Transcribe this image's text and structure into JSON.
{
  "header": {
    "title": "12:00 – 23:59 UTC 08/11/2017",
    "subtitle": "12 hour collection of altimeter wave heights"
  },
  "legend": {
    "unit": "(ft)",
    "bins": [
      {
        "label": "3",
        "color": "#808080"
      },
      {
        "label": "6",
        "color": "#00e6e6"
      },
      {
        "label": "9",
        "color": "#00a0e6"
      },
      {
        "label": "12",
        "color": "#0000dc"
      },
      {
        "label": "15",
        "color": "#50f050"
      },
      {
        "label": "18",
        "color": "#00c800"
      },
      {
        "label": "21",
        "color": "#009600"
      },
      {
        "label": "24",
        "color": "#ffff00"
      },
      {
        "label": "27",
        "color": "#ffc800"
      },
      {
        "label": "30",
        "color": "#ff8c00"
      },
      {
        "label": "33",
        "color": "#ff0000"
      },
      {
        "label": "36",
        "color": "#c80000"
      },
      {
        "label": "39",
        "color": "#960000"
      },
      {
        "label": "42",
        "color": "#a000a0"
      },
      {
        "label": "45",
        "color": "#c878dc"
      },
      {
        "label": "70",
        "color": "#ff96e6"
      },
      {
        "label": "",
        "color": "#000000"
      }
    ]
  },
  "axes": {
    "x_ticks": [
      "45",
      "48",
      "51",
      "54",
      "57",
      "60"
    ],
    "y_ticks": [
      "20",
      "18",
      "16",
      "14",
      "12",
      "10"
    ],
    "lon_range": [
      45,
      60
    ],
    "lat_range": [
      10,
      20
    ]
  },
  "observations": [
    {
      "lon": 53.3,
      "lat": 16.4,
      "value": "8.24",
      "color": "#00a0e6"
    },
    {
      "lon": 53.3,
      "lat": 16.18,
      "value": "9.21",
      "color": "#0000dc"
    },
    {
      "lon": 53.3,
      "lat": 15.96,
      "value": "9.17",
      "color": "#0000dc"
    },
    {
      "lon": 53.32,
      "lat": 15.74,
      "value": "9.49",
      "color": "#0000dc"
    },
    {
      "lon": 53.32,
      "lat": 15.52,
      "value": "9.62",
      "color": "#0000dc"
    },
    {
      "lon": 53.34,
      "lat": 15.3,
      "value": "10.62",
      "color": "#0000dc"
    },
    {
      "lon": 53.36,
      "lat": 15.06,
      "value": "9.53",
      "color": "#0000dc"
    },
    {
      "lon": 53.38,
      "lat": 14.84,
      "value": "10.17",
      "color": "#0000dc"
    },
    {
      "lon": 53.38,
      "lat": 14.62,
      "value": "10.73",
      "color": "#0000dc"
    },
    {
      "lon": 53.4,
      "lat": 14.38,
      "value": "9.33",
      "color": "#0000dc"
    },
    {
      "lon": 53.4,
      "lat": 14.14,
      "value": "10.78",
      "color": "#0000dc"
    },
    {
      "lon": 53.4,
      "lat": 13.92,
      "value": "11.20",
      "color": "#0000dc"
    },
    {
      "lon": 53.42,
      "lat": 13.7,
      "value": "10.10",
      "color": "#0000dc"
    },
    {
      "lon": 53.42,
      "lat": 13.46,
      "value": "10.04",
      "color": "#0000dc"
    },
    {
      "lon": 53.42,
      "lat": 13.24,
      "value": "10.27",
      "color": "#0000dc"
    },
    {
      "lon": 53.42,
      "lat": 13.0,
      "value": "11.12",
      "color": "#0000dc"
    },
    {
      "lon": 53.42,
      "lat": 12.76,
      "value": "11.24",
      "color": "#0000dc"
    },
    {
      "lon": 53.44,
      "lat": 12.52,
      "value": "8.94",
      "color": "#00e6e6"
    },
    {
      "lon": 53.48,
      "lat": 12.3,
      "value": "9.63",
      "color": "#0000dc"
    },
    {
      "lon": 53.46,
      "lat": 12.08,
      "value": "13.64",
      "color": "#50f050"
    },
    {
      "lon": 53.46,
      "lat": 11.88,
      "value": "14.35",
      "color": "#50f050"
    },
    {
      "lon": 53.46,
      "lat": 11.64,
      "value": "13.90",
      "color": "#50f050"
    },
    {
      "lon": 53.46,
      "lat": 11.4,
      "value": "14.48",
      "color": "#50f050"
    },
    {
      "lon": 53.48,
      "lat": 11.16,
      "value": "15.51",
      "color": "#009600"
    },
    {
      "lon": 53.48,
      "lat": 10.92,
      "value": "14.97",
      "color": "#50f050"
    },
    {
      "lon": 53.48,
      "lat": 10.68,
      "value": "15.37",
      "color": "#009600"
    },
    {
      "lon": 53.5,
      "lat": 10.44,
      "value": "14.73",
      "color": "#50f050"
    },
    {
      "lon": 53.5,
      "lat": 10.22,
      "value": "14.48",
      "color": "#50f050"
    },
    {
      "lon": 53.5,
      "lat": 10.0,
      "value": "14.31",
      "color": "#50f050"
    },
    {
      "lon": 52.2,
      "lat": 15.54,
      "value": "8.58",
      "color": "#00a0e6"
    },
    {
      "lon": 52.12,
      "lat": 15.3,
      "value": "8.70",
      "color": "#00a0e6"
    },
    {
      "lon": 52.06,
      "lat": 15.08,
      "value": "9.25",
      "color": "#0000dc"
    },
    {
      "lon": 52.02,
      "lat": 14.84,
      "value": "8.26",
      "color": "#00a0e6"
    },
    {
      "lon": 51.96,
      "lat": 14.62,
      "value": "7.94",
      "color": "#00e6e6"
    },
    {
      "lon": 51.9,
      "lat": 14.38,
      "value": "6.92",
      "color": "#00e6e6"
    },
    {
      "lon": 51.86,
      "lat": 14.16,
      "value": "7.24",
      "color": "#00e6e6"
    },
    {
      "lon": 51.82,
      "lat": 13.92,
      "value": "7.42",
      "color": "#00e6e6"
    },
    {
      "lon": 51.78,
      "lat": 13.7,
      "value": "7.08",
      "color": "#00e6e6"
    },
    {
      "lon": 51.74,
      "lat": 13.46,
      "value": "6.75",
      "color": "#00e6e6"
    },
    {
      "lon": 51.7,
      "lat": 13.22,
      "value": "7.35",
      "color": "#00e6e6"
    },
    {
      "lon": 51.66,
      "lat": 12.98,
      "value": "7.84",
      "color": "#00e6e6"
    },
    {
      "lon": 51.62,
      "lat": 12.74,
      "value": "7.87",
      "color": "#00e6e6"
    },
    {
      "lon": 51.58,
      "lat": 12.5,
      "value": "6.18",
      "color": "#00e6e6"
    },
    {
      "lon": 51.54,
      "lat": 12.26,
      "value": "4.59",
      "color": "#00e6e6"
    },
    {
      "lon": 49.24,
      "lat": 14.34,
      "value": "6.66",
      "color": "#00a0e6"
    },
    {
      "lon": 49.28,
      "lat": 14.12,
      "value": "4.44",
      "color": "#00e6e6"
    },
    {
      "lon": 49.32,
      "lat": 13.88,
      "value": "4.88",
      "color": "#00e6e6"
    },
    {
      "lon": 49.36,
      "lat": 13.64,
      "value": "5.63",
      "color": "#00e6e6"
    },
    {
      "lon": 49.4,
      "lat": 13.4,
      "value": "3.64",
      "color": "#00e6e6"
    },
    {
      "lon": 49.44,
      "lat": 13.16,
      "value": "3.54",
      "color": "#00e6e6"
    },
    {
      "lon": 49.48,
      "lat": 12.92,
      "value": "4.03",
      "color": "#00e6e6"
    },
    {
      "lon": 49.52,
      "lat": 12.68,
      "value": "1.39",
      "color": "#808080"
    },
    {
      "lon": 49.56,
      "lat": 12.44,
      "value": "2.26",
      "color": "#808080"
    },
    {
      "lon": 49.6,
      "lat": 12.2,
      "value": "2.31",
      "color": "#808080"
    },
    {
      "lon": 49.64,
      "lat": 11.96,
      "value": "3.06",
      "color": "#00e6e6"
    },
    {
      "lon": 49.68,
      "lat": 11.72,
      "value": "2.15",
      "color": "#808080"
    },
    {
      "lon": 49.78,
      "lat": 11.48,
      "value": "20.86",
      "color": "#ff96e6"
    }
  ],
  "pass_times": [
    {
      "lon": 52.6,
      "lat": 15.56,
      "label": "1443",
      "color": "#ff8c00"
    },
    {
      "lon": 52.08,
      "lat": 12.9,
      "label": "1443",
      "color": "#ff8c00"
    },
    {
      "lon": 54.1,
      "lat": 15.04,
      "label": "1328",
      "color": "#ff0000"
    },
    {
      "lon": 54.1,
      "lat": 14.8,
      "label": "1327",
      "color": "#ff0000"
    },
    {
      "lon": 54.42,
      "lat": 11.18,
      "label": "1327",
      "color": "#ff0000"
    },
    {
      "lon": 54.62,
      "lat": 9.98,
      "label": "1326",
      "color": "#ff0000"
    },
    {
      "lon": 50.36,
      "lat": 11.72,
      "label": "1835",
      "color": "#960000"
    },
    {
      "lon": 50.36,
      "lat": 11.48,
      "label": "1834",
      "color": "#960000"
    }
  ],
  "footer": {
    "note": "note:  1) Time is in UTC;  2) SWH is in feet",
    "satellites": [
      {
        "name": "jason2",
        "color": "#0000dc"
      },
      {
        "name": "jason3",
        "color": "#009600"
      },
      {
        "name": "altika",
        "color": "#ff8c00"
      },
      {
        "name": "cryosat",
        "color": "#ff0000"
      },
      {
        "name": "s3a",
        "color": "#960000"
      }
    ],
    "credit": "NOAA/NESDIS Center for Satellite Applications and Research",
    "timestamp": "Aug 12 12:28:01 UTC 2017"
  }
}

=====

Task instructions. Reproduce each line of the entries in which the word "name" is found.

Solution to this exercise.
        "name": "jason2",
        "name": "jason3",
        "name": "altika",
        "name": "cryosat",
        "name": "s3a",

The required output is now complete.